§ **WHAT IS REQUIRED**
Wherever the string "договоренности" appears in the listing, copy that line.
....................
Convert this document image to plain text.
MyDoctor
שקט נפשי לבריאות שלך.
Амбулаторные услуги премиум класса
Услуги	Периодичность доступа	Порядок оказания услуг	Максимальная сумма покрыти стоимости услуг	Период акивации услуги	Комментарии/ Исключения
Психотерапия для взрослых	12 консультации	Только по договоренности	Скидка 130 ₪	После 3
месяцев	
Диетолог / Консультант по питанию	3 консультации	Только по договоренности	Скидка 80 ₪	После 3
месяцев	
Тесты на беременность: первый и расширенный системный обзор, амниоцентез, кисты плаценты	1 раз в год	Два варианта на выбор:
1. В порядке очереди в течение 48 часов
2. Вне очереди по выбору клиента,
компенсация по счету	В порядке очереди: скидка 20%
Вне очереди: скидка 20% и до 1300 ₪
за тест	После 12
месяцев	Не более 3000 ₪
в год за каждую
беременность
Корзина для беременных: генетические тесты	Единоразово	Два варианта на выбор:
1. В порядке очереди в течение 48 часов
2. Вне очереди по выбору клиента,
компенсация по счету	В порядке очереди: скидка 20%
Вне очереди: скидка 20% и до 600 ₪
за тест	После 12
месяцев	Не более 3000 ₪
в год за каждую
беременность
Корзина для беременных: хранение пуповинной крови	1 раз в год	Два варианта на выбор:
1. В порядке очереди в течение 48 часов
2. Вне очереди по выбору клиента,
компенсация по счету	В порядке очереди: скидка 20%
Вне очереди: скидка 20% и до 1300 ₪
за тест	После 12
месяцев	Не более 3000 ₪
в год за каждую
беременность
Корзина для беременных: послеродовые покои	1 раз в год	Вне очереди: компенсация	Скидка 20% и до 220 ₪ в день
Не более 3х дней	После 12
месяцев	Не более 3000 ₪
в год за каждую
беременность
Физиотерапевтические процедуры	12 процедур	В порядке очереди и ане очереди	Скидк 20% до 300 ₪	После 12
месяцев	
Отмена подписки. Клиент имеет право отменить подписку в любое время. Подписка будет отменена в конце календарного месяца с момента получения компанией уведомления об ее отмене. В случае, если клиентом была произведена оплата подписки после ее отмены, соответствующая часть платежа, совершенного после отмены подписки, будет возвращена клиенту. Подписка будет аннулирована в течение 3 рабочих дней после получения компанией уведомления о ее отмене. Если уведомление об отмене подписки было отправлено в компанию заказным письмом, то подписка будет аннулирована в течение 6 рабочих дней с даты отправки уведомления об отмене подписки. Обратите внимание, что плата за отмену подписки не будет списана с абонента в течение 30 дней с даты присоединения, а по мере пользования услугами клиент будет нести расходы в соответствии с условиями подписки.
....................
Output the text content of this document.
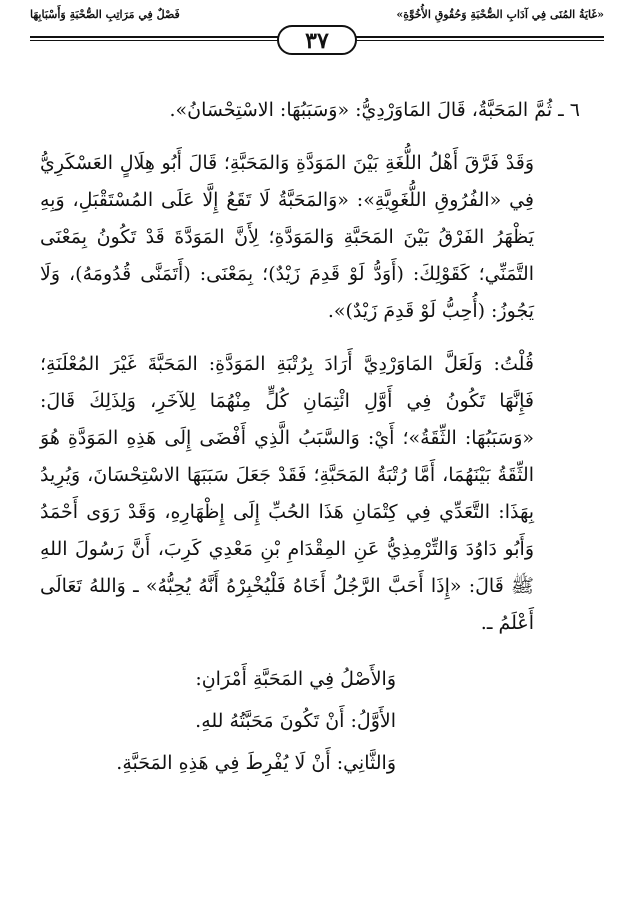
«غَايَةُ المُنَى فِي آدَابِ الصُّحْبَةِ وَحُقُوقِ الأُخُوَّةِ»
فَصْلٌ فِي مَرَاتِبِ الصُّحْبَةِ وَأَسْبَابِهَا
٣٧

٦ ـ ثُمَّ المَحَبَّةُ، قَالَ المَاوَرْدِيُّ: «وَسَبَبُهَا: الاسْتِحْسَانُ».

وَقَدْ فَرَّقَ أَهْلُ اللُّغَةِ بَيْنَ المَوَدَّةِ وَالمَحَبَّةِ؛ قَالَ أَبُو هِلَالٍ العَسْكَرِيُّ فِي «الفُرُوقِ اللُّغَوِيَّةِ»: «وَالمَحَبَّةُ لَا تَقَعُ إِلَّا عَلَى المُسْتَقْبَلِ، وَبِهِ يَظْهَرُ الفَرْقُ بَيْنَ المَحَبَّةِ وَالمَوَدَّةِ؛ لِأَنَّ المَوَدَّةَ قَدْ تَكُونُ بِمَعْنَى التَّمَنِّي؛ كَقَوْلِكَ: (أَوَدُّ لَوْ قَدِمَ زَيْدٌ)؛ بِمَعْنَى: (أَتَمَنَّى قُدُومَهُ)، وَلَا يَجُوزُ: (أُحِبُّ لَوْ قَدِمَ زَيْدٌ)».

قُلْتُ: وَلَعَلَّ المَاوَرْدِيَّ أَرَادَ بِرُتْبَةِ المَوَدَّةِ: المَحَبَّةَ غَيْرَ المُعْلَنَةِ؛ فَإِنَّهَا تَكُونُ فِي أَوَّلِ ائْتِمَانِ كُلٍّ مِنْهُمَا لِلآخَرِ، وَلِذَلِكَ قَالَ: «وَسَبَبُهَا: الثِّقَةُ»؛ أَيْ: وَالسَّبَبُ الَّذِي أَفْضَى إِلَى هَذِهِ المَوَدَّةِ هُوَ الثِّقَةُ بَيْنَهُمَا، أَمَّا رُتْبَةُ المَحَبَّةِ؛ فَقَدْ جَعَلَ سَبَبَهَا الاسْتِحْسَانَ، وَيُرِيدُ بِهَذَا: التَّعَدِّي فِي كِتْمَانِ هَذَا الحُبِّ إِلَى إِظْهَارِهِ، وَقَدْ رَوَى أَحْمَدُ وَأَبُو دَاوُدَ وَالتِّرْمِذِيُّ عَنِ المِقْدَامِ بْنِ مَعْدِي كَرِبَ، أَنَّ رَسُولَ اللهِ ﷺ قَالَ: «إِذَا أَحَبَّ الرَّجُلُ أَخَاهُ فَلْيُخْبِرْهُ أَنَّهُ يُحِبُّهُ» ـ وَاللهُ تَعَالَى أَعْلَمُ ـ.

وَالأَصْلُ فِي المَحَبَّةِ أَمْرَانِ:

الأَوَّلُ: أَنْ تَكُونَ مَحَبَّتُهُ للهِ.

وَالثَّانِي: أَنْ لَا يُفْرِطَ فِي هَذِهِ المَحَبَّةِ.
....................
§ **COMPLETED EXERCISE**
Психотерапия для взрослых	12 консультации	Только по договоренности	Скидка 130 ₪	После 3
Диетолог / Консультант по питанию	3 консультации	Только по договоренности	Скидка 80 ₪	После 3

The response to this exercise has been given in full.